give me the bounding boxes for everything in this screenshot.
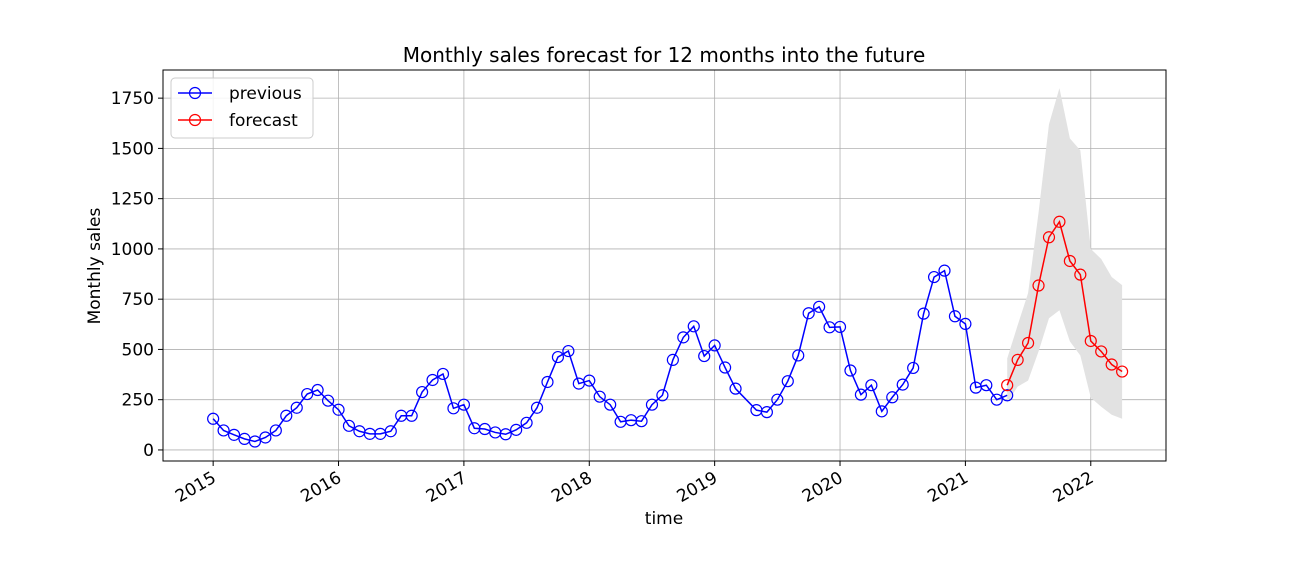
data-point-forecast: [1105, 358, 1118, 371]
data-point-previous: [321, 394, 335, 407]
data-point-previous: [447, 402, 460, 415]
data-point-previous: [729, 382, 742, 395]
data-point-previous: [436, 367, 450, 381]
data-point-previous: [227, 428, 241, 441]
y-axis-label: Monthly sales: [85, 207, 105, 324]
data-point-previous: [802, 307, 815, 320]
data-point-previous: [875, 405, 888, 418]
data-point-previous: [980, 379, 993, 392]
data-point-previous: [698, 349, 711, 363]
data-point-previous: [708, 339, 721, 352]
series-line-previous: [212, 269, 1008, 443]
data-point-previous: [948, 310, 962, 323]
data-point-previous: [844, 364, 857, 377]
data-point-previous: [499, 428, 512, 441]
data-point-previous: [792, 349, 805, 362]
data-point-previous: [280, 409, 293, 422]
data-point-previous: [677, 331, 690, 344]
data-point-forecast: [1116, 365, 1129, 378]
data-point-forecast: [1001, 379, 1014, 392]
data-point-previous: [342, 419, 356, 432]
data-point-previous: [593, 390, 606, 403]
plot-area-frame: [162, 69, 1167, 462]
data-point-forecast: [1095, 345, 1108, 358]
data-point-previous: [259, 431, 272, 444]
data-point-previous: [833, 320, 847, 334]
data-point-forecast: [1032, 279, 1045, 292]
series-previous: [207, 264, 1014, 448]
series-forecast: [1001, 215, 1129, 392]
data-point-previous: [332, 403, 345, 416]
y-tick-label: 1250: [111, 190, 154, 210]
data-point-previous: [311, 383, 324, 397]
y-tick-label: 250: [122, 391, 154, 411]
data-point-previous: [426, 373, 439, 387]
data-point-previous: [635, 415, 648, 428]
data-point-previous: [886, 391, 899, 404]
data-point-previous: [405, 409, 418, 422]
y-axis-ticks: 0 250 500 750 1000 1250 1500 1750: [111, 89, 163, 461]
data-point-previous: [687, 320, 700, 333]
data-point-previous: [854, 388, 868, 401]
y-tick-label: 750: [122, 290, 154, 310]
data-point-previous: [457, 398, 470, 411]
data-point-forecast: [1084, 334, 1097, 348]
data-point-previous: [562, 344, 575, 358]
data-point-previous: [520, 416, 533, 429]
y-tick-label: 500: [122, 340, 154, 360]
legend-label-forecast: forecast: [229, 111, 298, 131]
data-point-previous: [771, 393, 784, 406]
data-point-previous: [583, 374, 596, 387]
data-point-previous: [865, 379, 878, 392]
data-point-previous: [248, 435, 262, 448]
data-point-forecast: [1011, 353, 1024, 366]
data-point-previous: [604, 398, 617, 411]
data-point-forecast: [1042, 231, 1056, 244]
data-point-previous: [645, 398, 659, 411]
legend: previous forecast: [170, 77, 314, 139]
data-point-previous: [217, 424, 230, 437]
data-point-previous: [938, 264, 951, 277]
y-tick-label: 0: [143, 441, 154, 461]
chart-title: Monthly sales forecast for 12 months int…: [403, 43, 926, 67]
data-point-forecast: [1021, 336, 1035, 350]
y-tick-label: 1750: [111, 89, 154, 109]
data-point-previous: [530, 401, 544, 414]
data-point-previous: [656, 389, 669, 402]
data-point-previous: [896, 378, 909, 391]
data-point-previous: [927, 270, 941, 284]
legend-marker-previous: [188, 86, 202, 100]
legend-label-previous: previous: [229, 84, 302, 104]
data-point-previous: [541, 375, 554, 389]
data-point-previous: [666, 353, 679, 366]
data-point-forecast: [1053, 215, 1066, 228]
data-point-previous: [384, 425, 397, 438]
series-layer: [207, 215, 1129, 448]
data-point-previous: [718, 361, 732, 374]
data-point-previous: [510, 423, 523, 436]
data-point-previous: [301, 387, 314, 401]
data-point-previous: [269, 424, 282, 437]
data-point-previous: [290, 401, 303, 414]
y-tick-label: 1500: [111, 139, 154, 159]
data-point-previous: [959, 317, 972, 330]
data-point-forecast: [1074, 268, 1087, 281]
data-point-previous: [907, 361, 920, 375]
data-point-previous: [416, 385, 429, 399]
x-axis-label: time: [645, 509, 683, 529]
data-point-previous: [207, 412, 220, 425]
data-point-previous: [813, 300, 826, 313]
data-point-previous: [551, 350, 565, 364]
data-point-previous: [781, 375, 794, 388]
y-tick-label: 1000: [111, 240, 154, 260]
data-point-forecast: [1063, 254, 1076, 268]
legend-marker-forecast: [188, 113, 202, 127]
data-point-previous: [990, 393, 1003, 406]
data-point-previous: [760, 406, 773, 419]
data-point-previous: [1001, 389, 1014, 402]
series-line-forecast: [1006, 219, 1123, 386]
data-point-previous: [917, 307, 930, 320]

=-=-=

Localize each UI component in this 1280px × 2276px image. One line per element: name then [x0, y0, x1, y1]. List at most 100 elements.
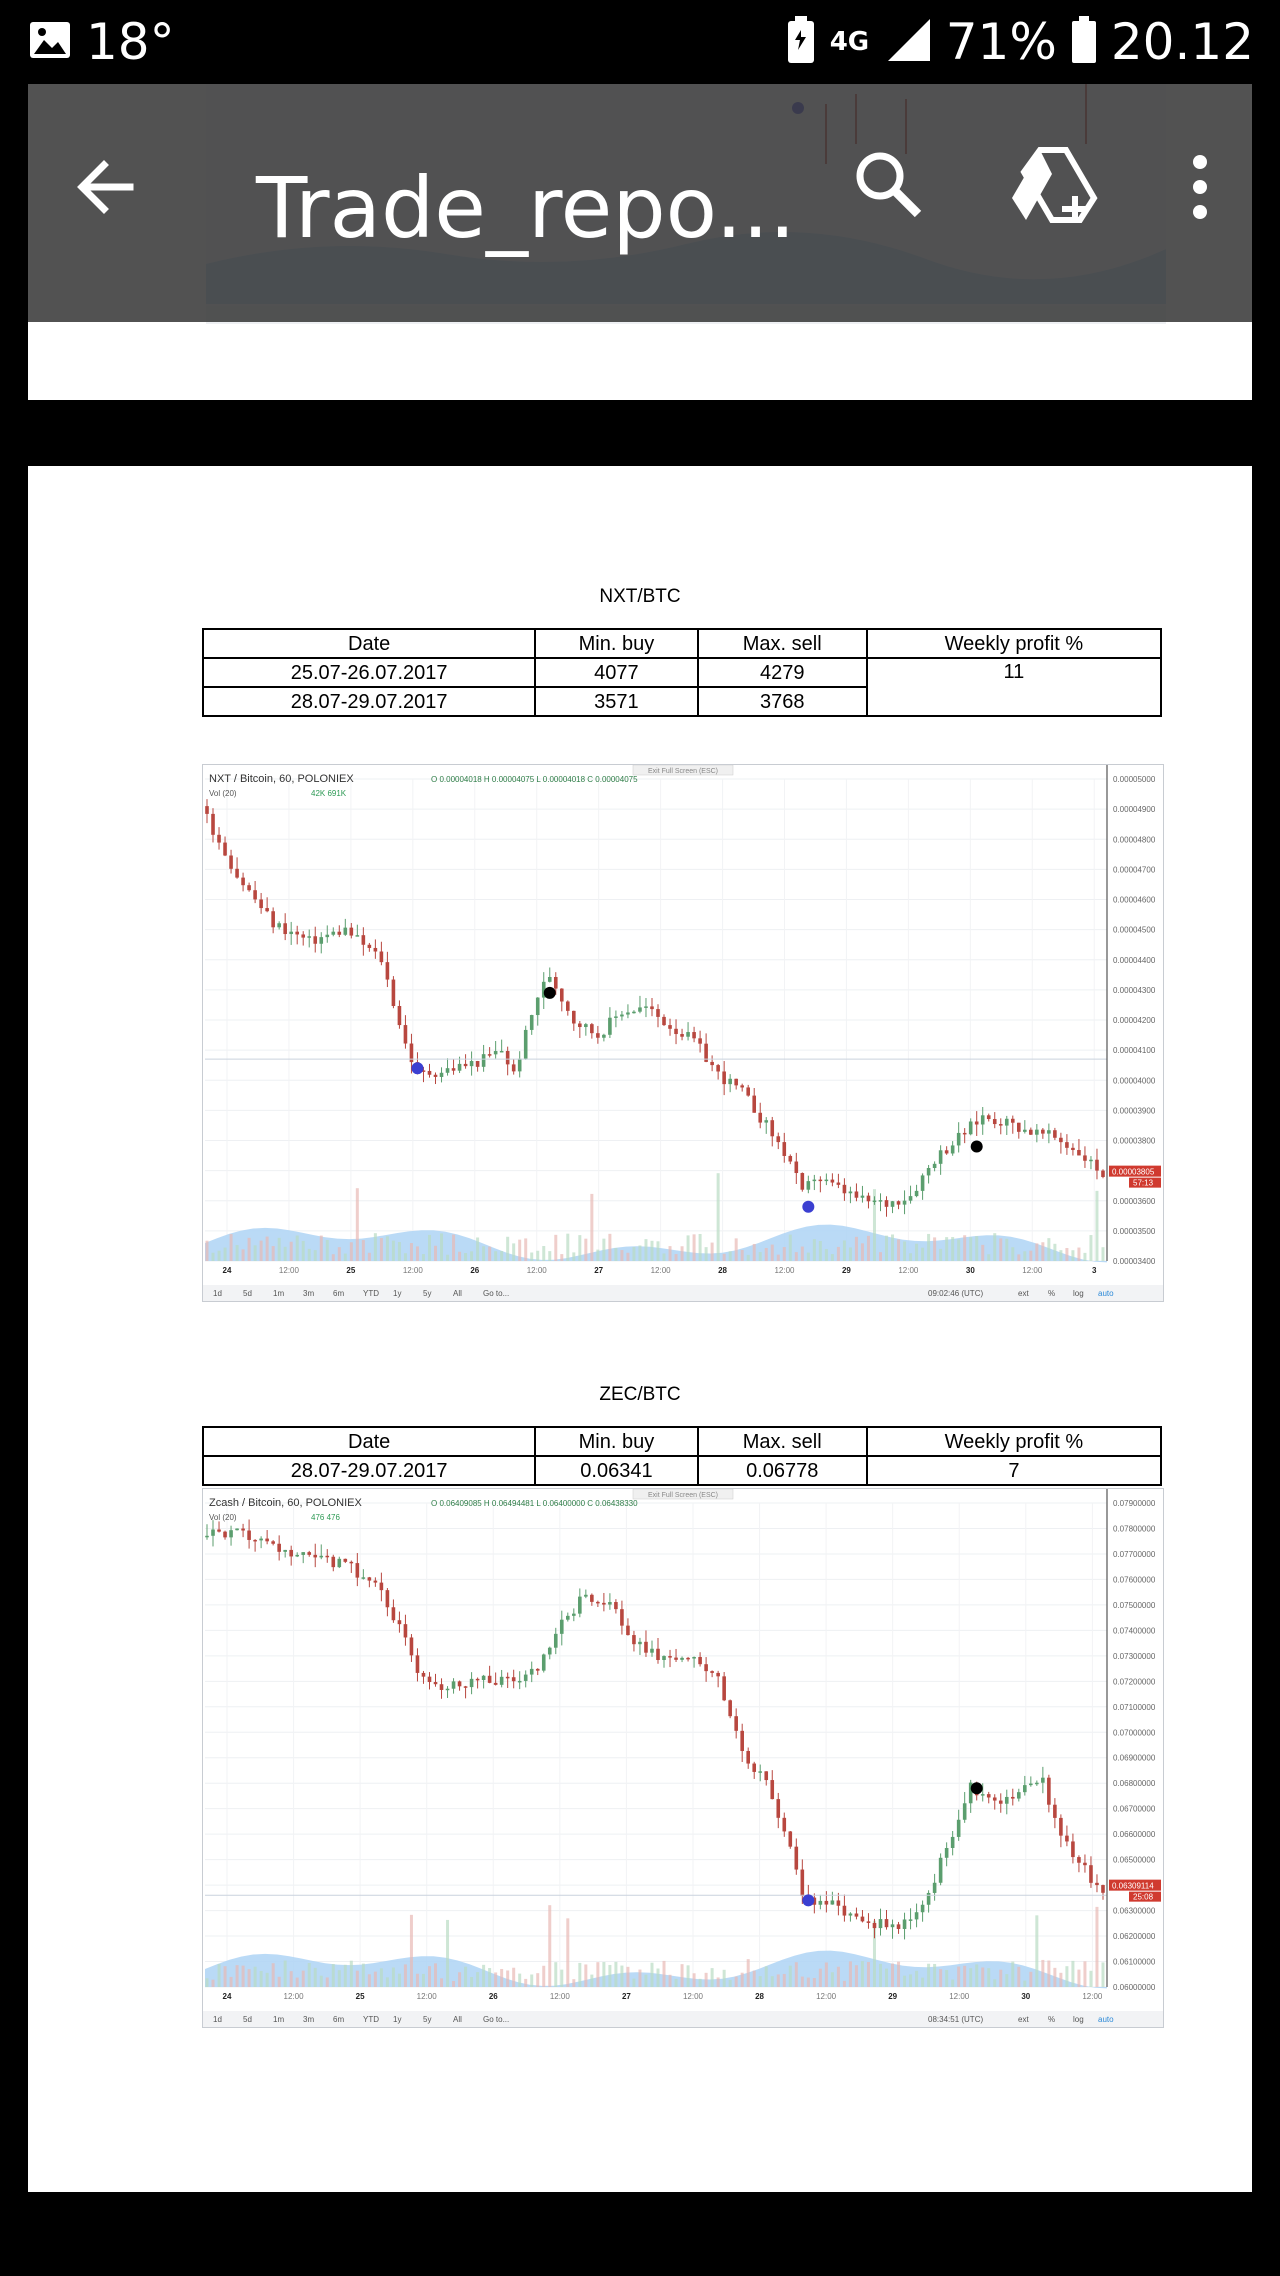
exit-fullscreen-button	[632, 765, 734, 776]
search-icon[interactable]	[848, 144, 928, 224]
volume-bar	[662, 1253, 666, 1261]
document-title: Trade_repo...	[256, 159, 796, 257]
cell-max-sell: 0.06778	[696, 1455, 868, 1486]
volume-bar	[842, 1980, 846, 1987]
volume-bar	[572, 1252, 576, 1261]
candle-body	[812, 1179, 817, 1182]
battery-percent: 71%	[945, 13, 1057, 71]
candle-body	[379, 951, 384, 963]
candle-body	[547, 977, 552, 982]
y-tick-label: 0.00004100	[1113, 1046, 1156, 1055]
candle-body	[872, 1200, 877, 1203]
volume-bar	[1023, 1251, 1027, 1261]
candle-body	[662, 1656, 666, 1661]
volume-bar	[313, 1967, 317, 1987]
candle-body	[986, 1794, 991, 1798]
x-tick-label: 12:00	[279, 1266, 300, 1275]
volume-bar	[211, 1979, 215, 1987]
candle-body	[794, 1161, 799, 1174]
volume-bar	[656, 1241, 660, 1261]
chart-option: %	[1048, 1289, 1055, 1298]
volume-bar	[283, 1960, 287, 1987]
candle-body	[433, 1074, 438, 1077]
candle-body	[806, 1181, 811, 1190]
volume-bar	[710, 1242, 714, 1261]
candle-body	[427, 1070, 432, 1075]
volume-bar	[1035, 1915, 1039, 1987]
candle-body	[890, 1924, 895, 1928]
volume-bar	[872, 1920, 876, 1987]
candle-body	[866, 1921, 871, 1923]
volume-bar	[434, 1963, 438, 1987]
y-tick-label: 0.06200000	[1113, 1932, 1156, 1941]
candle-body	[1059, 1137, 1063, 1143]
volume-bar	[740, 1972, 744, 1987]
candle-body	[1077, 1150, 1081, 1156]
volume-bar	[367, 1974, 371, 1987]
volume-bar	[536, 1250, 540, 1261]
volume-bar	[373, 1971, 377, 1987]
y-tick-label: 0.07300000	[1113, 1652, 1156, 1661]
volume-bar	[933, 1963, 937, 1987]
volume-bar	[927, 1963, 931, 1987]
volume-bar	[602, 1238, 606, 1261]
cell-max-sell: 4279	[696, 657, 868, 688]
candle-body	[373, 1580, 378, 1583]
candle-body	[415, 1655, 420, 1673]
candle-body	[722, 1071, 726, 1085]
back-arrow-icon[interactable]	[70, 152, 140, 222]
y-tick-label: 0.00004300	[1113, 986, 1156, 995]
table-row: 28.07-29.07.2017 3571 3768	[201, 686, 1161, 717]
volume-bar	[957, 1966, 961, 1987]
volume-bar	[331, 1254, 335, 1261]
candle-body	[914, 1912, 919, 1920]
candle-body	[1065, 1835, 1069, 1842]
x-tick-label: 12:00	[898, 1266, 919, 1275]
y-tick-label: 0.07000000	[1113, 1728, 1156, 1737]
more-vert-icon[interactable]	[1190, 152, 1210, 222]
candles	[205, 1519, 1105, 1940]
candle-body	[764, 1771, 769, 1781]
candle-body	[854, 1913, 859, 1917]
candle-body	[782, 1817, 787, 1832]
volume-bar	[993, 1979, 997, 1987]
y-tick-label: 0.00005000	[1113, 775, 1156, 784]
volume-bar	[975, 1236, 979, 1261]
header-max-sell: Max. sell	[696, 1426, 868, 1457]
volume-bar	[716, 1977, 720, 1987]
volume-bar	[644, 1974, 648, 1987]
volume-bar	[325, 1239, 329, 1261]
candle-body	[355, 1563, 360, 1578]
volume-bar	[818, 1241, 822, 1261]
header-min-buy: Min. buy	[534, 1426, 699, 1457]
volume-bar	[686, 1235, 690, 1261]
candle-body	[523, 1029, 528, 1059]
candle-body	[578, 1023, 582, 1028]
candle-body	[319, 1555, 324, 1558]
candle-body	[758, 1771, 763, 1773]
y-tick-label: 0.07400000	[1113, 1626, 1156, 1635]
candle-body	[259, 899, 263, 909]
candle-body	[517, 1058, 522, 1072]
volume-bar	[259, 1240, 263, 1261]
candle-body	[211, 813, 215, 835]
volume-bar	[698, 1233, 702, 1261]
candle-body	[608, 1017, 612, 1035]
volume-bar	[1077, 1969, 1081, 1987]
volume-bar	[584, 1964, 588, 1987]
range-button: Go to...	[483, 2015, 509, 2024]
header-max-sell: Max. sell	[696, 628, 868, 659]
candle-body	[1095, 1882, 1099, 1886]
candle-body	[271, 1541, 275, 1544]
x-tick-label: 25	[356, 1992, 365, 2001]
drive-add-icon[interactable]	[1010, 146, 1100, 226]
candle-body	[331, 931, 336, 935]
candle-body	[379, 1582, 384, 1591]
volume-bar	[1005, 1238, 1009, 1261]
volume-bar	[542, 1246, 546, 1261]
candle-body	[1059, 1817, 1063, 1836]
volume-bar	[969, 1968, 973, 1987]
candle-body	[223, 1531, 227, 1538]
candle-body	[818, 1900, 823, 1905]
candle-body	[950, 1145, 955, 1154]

=-=-=

:: What is being asked ::
Pull out every line of the records that contains the word "axis".

:: Output for this exercise ::
y-axis-label: Monthly sales: [85, 207, 105, 324]
y-axis-ticks: 0 250 500 750 1000 1250 1500 1750: [111, 89, 163, 461]
x-axis-label: time: [645, 509, 683, 529]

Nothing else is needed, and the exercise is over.